| Aim of the task |
Write out every single entry exactly.

Rows from a figure dataset
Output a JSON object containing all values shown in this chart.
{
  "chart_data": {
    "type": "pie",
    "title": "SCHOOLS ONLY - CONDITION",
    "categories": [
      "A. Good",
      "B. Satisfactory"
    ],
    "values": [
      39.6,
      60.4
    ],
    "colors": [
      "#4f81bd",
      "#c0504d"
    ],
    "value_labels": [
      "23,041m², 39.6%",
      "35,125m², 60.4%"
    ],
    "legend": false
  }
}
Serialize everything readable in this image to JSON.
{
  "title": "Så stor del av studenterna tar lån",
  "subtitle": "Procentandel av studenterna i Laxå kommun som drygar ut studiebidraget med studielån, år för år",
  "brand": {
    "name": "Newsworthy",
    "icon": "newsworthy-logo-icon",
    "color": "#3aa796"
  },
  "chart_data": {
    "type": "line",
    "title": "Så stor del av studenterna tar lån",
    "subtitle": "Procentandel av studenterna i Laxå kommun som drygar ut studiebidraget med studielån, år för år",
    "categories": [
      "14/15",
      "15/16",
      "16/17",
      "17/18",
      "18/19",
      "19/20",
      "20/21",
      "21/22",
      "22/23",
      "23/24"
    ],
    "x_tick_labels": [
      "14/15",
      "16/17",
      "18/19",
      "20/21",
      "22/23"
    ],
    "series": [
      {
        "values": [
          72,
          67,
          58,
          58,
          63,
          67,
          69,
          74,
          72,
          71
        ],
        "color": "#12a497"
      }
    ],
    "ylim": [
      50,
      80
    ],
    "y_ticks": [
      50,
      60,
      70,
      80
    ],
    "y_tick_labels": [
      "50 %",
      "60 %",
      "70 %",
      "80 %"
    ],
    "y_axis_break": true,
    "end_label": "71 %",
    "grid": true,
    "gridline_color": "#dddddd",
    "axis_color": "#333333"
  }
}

| Task solution |
Output a JSON object containing all values shown in this chart.
{
  "chart_data": {
    "type": "pie",
    "title": "SCHOOLS ONLY - CONDITION",
    "categories": [
      "A. Good",
      "B. Satisfactory"
    ],
    "values": [
      39.6,
      60.4
    ],
    "colors": [
      "#4f81bd",
      "#c0504d"
    ],
    "value_labels": [
      "23,041m², 39.6%",
      "35,125m², 60.4%"
    ],
    "legend": false
  }
}
Serialize everything readable in this image to JSON.
{
  "title": "Så stor del av studenterna tar lån",
  "subtitle": "Procentandel av studenterna i Laxå kommun som drygar ut studiebidraget med studielån, år för år",
  "brand": {
    "name": "Newsworthy",
    "icon": "newsworthy-logo-icon",
    "color": "#3aa796"
  },
  "chart_data": {
    "type": "line",
    "title": "Så stor del av studenterna tar lån",
    "subtitle": "Procentandel av studenterna i Laxå kommun som drygar ut studiebidraget med studielån, år för år",
    "categories": [
      "14/15",
      "15/16",
      "16/17",
      "17/18",
      "18/19",
      "19/20",
      "20/21",
      "21/22",
      "22/23",
      "23/24"
    ],
    "x_tick_labels": [
      "14/15",
      "16/17",
      "18/19",
      "20/21",
      "22/23"
    ],
    "series": [
      {
        "values": [
          72,
          67,
          58,
          58,
          63,
          67,
          69,
          74,
          72,
          71
        ],
        "color": "#12a497"
      }
    ],
    "ylim": [
      50,
      80
    ],
    "y_ticks": [
      50,
      60,
      70,
      80
    ],
    "y_tick_labels": [
      "50 %",
      "60 %",
      "70 %",
      "80 %"
    ],
    "y_axis_break": true,
    "end_label": "71 %",
    "grid": true,
    "gridline_color": "#dddddd",
    "axis_color": "#333333"
  }
}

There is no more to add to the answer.